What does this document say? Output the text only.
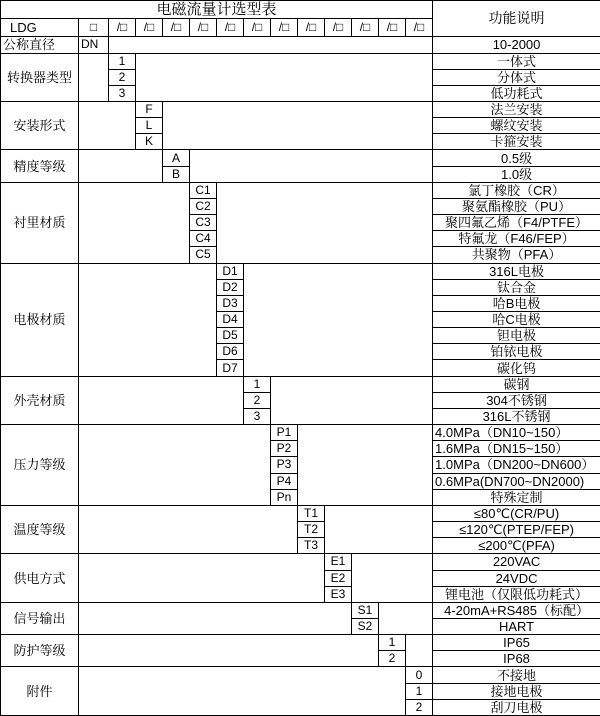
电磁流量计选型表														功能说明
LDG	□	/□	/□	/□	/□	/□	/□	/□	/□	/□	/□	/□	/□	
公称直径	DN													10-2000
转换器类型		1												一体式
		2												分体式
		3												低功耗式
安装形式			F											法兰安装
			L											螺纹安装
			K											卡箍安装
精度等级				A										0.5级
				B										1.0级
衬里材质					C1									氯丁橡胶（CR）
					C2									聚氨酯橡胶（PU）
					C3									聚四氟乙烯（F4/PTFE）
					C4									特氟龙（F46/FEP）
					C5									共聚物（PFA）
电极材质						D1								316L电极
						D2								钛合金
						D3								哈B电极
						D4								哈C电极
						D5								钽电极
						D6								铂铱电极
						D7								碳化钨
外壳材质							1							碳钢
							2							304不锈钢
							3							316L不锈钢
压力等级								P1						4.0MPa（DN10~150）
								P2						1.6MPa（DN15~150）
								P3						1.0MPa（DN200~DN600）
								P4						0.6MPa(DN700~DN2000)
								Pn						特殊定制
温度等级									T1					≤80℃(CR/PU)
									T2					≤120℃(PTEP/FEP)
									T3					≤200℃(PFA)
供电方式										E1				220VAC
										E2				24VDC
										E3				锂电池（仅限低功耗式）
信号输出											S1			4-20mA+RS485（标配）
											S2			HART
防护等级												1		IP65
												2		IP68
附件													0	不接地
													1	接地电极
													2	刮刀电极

+--

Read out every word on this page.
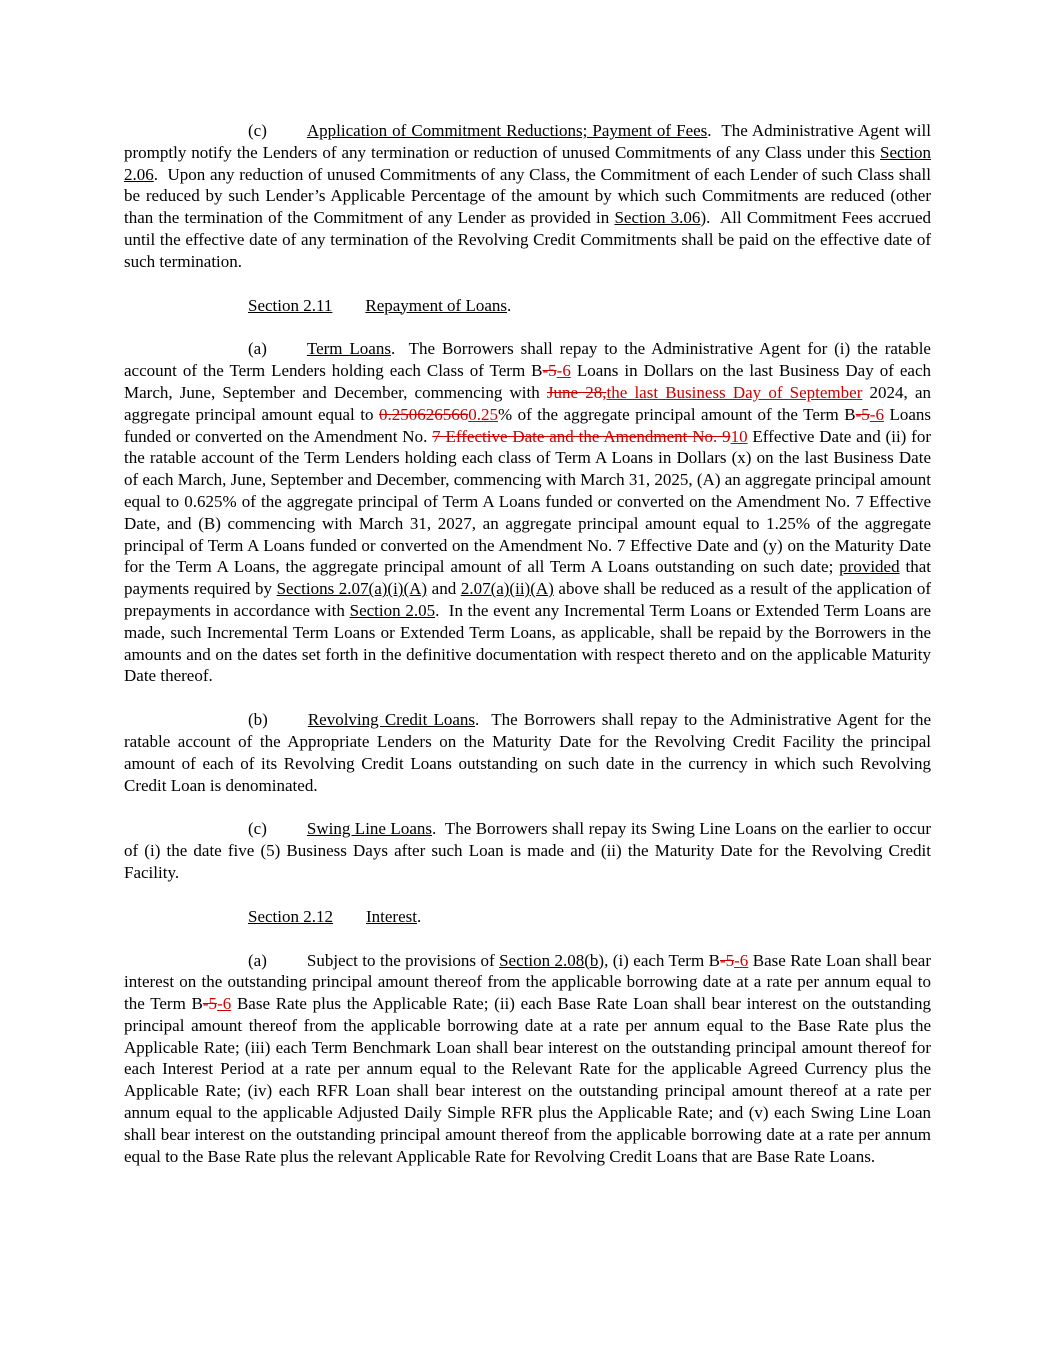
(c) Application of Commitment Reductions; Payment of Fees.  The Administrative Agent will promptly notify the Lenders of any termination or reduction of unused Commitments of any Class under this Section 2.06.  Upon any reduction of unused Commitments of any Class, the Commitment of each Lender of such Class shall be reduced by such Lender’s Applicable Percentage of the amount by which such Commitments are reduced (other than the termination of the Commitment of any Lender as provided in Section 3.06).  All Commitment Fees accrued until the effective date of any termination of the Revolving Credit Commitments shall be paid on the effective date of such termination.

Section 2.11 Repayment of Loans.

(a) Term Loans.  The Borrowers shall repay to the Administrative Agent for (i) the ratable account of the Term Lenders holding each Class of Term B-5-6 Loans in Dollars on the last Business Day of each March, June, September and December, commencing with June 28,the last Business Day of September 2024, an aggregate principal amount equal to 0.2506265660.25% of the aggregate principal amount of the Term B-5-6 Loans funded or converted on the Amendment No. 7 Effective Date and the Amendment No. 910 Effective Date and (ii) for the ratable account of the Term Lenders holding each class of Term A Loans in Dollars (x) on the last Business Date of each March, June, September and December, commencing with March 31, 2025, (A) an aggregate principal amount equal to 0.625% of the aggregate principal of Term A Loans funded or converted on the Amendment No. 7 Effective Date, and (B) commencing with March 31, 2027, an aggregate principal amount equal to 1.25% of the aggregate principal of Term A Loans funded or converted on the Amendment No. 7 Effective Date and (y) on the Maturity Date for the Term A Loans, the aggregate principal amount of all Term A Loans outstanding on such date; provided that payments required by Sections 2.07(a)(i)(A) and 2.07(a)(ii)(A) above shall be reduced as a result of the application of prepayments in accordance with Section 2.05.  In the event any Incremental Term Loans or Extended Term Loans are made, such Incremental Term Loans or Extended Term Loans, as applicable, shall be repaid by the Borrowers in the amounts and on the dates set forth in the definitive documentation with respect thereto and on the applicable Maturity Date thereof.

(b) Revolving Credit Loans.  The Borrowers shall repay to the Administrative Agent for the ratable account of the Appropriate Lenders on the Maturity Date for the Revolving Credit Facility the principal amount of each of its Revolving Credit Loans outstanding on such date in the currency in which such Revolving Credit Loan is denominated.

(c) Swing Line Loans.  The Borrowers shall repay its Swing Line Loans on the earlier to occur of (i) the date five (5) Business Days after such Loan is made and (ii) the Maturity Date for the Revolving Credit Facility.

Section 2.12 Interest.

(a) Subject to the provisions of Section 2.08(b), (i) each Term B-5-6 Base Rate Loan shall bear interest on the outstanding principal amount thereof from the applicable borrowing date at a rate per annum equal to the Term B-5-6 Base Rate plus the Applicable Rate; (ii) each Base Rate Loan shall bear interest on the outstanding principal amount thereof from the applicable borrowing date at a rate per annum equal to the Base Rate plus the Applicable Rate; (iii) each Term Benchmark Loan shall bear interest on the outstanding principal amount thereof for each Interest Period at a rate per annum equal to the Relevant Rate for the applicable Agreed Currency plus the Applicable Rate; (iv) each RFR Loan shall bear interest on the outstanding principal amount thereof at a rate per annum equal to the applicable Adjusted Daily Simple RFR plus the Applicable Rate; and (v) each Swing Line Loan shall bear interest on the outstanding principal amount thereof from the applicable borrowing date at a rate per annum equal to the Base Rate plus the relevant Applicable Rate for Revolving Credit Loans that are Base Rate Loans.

+--

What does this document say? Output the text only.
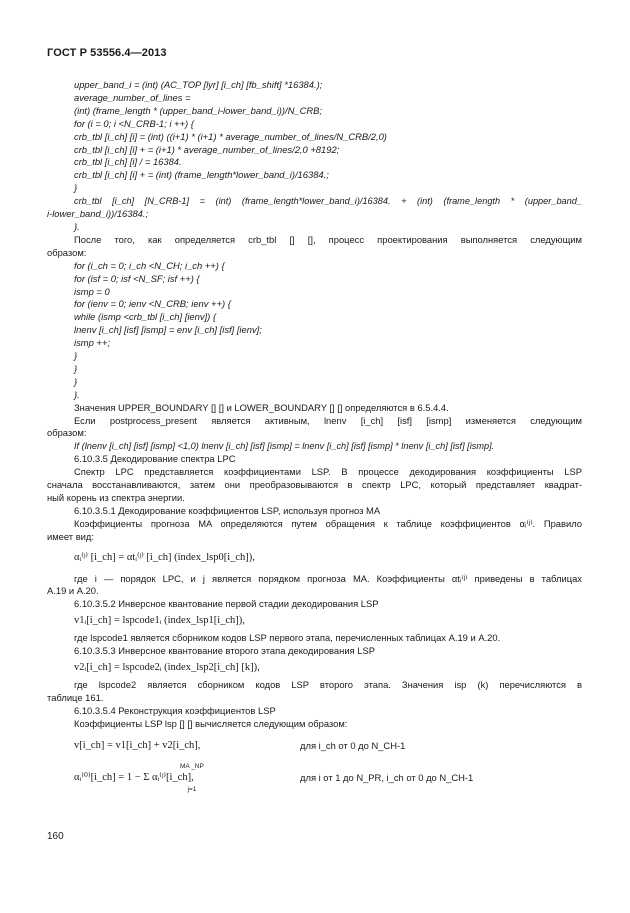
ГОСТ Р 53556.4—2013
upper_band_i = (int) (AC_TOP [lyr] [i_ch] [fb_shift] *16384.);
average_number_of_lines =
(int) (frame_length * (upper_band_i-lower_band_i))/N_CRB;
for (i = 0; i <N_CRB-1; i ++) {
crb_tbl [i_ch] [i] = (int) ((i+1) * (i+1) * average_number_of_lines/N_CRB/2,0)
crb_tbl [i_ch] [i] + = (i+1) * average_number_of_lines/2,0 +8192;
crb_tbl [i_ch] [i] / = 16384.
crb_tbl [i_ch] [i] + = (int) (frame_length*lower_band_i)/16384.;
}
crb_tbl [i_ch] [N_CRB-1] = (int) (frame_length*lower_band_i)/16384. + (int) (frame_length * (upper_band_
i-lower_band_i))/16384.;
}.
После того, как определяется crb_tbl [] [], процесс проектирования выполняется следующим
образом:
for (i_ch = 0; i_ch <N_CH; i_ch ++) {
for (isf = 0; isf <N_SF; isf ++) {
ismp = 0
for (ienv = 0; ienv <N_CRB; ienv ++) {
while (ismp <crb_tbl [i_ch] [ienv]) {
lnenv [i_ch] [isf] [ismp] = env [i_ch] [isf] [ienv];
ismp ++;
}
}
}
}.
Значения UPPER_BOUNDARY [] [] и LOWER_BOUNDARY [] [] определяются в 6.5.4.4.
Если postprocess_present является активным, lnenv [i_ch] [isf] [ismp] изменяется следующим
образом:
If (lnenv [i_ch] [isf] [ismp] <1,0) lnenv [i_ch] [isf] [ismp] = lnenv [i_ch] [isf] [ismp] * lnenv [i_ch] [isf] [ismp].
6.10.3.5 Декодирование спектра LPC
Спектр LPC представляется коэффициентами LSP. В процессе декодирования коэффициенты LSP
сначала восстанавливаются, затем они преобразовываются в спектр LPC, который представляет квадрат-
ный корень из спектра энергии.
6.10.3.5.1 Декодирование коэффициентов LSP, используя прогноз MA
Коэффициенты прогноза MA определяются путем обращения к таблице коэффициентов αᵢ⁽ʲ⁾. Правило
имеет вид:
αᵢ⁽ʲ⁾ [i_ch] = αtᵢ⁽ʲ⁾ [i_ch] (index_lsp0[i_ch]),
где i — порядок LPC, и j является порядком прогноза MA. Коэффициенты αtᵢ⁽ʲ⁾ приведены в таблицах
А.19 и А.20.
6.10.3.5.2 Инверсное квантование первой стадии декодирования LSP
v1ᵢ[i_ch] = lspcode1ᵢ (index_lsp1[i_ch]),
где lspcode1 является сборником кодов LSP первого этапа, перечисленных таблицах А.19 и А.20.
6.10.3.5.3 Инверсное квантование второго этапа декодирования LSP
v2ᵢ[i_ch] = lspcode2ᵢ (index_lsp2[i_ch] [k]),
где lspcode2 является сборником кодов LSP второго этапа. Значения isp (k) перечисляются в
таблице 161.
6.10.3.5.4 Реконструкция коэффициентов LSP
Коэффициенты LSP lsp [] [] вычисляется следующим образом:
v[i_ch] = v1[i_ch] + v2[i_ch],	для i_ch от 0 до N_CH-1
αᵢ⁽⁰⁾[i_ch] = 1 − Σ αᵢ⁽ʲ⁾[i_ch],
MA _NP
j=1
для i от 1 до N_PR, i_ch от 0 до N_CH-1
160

+--

• _What you are asked to do_:
Where a line contains the string "Class", extract that line.

• _Solution for this problem_:
(c) Application of Commitment Reductions; Payment of Fees.  The Administrative Agent will promptly notify the Lenders of any termination or reduction of unused Commitments of any Class under this Section 2.06.  Upon any reduction of unused Commitments of any Class, the Commitment of each Lender of such Class shall be reduced by such Lender’s Applicable Percentage of the amount by which such Commitments are reduced (other than the termination of the Commitment of any Lender as provided in Section 3.06).  All Commitment Fees accrued until the effective date of any termination of the Revolving Credit Commitments shall be paid on the effective date of such termination.
(a) Term Loans.  The Borrowers shall repay to the Administrative Agent for (i) the ratable account of the Term Lenders holding each Class of Term B-5-6 Loans in Dollars on the last Business Day of each March, June, September and December, commencing with June 28,the last Business Day of September 2024, an aggregate principal amount equal to 0.2506265660.25% of the aggregate principal amount of the Term B-5-6 Loans funded or converted on the Amendment No. 7 Effective Date and the Amendment No. 910 Effective Date and (ii) for the ratable account of the Term Lenders holding each class of Term A Loans in Dollars (x) on the last Business Date of each March, June, September and December, commencing with March 31, 2025, (A) an aggregate principal amount equal to 0.625% of the aggregate principal of Term A Loans funded or converted on the Amendment No. 7 Effective Date, and (B) commencing with March 31, 2027, an aggregate principal amount equal to 1.25% of the aggregate principal of Term A Loans funded or converted on the Amendment No. 7 Effective Date and (y) on the Maturity Date for the Term A Loans, the aggregate principal amount of all Term A Loans outstanding on such date; provided that payments required by Sections 2.07(a)(i)(A) and 2.07(a)(ii)(A) above shall be reduced as a result of the application of prepayments in accordance with Section 2.05.  In the event any Incremental Term Loans or Extended Term Loans are made, such Incremental Term Loans or Extended Term Loans, as applicable, shall be repaid by the Borrowers in the amounts and on the dates set forth in the definitive documentation with respect thereto and on the applicable Maturity Date thereof.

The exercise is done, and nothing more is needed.